» **Given problem**: Show all lines that include the string "name"; copy each one.

>> BEGIN Provided information

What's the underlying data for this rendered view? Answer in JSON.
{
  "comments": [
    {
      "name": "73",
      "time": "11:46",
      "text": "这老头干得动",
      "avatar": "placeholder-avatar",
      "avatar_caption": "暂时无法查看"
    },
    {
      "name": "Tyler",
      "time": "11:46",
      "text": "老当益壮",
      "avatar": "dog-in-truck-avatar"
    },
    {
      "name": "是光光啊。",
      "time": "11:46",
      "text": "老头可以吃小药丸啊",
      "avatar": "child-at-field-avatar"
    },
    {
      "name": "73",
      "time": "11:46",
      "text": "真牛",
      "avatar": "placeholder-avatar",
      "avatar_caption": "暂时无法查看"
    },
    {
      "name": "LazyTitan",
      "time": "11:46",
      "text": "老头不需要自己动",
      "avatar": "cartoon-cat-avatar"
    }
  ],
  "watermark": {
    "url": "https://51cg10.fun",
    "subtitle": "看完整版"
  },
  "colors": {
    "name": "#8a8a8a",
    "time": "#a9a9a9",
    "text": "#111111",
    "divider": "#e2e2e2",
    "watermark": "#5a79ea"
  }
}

>> END Provided information

» **Expected answer**:
      "name": "73",
      "name": "Tyler",
      "name": "是光光啊。",
      "name": "73",
      "name": "LazyTitan",
    "name": "#8a8a8a",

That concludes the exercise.